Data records
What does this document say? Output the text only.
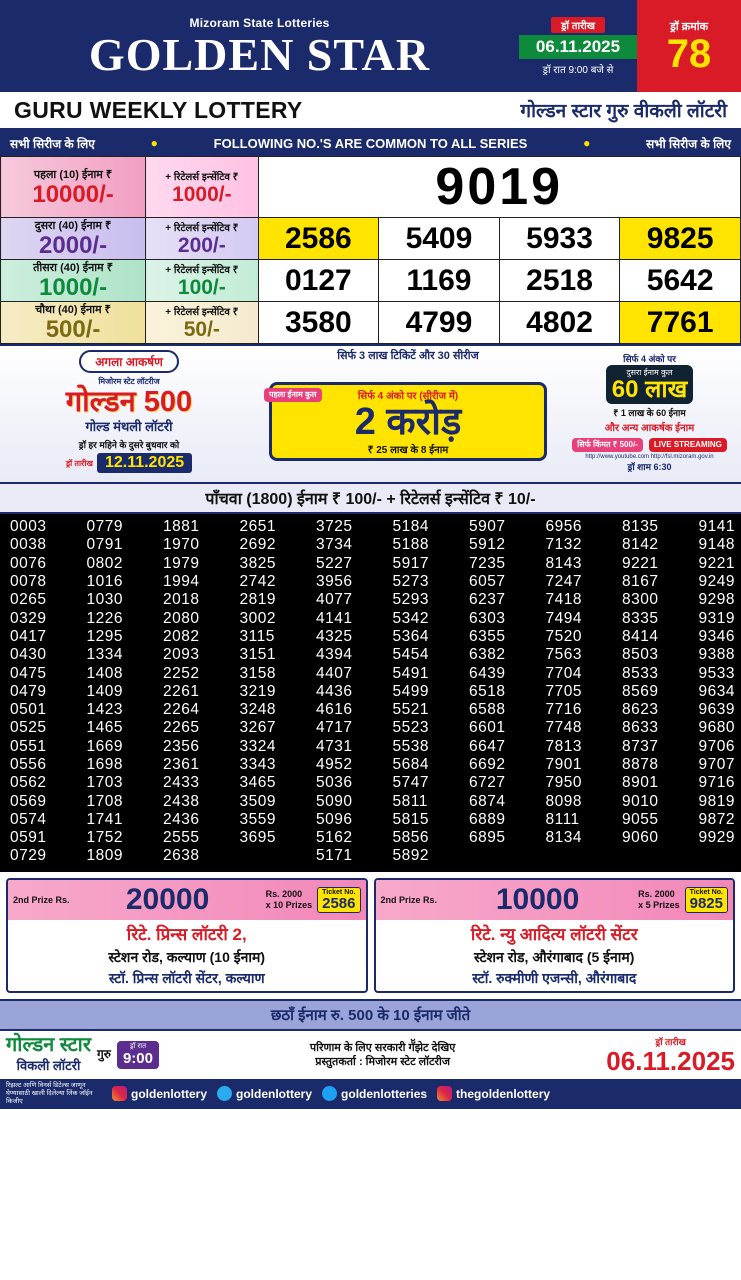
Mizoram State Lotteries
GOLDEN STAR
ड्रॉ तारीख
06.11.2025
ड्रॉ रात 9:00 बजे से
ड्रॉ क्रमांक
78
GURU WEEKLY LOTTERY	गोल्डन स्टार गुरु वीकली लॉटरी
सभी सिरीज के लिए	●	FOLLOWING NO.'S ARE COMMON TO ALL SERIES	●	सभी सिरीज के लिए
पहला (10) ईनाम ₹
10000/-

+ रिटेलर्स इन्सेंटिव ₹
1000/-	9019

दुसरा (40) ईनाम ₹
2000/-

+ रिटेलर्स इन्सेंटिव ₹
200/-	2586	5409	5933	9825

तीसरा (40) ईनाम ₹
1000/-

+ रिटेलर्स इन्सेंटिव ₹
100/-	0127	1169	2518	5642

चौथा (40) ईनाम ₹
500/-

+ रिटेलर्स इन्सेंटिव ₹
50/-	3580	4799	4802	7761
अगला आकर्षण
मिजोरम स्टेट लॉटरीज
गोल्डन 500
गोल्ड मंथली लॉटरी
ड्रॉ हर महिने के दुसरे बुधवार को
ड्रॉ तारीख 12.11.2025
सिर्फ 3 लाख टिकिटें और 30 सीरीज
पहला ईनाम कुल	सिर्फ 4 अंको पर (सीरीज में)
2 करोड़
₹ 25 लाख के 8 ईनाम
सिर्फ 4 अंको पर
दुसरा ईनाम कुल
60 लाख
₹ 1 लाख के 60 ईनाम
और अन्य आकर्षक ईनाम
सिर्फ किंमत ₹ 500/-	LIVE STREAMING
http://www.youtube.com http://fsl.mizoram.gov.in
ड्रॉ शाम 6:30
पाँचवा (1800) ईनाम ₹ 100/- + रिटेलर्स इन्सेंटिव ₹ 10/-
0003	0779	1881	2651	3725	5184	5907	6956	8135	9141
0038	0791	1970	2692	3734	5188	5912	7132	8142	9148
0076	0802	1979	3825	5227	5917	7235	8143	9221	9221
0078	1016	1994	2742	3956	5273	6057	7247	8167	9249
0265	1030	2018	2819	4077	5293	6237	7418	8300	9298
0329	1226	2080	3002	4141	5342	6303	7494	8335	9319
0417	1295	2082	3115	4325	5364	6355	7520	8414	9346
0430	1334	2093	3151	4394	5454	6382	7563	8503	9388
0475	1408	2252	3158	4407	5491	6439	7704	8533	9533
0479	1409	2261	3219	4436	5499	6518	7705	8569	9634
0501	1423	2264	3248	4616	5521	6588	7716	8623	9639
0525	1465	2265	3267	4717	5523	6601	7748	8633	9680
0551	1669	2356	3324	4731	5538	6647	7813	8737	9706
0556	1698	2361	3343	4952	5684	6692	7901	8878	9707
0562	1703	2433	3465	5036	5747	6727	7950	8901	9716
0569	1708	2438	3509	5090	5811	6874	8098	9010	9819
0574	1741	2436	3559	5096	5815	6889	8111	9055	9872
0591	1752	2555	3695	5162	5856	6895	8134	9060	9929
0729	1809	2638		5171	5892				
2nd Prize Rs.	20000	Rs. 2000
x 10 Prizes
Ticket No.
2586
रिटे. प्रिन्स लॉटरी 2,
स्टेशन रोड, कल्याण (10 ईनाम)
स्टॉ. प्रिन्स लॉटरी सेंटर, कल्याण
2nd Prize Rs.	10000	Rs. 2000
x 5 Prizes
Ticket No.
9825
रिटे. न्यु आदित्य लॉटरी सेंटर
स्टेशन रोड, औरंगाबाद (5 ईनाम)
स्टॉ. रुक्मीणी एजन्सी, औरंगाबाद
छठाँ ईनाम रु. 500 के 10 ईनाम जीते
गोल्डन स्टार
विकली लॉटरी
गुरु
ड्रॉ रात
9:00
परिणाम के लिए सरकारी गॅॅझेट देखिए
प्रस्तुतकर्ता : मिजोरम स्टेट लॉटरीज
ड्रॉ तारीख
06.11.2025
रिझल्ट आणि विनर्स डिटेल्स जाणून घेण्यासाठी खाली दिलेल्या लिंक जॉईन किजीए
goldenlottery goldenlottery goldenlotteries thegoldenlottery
--
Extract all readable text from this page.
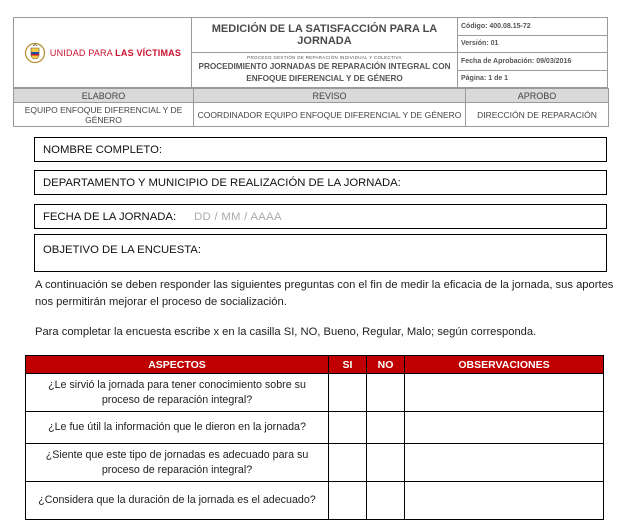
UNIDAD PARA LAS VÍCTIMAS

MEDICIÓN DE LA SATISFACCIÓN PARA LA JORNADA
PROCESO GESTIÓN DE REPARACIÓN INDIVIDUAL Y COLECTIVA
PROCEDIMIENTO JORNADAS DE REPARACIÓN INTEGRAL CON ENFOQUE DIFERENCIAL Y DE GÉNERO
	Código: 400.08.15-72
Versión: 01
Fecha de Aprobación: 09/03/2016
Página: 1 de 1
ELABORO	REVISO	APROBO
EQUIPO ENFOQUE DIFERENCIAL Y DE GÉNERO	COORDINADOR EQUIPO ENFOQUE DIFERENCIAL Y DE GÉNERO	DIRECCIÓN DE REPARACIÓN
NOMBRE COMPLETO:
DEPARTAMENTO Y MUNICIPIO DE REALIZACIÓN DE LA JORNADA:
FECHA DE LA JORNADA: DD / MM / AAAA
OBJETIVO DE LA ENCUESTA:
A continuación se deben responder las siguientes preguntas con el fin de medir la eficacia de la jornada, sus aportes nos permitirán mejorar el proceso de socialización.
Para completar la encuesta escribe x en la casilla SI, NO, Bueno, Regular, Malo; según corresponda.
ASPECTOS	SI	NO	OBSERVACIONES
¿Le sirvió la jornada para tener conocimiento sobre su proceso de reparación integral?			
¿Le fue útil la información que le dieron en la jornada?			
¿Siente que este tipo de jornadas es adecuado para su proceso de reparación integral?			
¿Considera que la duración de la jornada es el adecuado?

[Request] Look through the data and gather every line with the string "this" in it.

[Expected answer]
What does this document say? Output the text only.
Extract all readable text from this page.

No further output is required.